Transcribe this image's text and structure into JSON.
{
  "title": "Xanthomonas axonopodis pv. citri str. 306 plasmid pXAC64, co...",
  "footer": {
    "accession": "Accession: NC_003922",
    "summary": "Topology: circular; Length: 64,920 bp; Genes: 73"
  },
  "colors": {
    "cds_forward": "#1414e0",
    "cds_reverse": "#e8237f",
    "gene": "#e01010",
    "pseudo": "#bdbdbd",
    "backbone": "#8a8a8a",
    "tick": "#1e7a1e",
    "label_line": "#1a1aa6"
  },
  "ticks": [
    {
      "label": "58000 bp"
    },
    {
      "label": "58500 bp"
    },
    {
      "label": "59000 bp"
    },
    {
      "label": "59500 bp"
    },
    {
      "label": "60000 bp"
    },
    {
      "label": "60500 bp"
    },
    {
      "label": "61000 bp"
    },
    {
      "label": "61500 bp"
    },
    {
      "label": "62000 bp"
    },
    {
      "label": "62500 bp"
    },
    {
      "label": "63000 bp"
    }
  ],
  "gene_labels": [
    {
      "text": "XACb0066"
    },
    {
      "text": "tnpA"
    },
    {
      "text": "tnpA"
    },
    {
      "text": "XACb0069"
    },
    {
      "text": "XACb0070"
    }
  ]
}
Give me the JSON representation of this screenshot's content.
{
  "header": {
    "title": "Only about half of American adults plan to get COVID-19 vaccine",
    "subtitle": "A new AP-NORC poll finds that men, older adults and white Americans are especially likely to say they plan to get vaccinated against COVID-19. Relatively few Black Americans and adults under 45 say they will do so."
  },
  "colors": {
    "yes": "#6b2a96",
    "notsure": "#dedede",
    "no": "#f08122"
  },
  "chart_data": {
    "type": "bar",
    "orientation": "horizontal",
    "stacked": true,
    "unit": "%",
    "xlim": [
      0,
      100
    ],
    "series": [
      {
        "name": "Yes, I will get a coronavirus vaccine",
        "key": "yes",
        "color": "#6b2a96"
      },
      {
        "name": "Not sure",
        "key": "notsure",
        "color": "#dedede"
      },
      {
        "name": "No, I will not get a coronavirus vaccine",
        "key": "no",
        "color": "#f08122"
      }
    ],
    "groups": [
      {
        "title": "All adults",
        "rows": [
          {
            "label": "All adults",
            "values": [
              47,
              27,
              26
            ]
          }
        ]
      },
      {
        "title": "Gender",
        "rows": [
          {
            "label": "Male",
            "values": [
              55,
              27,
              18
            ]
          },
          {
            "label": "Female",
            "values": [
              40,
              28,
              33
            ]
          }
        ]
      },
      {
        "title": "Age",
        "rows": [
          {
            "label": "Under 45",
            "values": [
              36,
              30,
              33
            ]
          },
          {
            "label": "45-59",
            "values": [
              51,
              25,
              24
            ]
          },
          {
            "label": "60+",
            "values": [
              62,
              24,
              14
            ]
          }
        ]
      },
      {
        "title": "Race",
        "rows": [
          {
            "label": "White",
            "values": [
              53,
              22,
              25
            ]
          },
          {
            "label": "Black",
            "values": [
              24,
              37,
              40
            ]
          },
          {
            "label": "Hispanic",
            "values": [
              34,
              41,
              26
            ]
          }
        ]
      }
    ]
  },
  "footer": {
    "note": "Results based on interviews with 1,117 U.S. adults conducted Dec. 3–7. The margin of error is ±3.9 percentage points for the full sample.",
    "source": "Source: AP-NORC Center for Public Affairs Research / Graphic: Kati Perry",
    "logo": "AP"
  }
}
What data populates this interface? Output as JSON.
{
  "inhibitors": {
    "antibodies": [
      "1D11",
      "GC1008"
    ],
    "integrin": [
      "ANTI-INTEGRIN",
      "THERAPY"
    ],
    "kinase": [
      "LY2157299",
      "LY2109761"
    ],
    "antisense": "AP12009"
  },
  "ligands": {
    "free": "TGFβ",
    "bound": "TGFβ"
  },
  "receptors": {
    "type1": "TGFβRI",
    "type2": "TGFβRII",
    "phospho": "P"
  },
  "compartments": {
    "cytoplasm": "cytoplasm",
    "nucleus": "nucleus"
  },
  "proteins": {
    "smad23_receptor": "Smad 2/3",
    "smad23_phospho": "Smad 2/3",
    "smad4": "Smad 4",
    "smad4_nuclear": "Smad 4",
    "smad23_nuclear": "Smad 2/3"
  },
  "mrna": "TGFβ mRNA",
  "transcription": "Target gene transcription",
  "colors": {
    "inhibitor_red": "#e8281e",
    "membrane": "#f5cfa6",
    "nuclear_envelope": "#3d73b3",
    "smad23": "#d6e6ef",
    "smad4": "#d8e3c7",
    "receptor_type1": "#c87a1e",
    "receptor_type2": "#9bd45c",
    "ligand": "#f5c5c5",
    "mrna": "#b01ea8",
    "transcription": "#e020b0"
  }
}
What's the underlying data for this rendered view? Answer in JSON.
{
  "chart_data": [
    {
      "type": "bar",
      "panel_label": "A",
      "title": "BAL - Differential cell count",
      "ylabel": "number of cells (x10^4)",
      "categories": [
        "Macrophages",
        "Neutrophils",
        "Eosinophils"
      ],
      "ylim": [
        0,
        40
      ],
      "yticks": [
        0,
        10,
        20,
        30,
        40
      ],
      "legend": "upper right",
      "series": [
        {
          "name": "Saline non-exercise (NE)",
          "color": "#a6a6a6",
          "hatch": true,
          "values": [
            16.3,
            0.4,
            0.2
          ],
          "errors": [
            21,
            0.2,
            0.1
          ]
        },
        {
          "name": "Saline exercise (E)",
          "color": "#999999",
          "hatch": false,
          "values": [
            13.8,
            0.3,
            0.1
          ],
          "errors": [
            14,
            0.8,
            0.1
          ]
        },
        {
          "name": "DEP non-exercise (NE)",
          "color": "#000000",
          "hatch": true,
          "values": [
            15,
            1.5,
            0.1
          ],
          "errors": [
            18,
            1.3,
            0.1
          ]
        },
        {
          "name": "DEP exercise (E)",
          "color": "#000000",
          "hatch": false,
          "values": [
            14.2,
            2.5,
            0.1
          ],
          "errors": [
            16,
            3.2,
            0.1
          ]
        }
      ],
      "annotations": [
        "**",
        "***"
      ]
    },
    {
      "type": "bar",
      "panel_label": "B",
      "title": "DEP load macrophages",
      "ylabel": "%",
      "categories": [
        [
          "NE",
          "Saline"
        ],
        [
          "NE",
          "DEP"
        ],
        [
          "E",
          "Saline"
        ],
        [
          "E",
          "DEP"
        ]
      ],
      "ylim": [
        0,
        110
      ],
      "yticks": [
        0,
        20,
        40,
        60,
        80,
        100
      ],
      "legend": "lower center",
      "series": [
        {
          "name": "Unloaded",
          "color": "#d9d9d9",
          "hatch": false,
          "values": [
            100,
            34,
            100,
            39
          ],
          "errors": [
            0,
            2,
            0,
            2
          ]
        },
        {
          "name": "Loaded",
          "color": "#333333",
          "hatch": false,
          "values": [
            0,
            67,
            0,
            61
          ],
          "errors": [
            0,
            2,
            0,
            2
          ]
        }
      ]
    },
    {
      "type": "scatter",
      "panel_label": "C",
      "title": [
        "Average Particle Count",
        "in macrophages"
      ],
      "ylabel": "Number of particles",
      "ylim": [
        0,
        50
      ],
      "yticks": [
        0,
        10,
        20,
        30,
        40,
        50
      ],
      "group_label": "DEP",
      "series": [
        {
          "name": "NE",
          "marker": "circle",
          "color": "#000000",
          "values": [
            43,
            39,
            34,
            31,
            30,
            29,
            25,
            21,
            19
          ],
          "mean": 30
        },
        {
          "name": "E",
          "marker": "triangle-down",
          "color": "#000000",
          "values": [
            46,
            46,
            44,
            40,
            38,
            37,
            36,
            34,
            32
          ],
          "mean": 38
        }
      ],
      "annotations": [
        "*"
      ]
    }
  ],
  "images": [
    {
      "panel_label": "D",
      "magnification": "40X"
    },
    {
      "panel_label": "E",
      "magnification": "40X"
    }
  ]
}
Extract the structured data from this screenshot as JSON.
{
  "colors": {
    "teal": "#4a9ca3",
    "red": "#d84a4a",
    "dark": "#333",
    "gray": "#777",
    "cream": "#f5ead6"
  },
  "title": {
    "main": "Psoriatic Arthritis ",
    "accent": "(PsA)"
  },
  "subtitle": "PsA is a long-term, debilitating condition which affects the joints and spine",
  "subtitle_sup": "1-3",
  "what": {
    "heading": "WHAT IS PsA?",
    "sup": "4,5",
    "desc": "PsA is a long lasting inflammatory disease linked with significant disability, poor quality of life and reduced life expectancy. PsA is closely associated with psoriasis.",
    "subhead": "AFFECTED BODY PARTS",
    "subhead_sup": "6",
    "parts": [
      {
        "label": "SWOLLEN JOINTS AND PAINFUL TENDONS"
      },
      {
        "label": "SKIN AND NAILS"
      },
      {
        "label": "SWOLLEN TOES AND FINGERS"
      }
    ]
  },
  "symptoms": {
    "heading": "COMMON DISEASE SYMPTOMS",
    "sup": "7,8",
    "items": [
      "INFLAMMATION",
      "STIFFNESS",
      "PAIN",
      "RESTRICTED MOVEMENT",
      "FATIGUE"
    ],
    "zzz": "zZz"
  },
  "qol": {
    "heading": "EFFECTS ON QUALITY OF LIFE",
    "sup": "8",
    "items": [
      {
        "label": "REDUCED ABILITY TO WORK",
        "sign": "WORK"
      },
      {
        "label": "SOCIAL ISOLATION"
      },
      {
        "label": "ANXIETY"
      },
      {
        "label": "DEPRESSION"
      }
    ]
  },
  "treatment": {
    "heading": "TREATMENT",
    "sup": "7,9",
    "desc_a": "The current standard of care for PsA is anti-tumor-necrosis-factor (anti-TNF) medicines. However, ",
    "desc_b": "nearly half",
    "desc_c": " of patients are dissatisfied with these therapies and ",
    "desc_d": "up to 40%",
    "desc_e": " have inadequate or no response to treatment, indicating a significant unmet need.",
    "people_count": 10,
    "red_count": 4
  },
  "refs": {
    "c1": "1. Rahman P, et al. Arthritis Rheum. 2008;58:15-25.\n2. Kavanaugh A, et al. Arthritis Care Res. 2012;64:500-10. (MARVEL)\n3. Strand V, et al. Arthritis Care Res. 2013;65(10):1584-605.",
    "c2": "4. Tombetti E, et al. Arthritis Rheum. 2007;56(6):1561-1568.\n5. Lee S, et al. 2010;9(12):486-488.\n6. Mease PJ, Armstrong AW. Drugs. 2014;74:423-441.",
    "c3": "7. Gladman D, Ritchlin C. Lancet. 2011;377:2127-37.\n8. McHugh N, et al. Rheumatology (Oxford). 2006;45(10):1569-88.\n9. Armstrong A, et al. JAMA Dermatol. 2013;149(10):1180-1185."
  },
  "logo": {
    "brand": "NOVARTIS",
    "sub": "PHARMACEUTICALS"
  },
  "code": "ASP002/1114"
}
-- -- --
» **Task brief**:
State how many lines in the records above contain the word "heading", and give only that number.

» **Answer to the exercise**:
4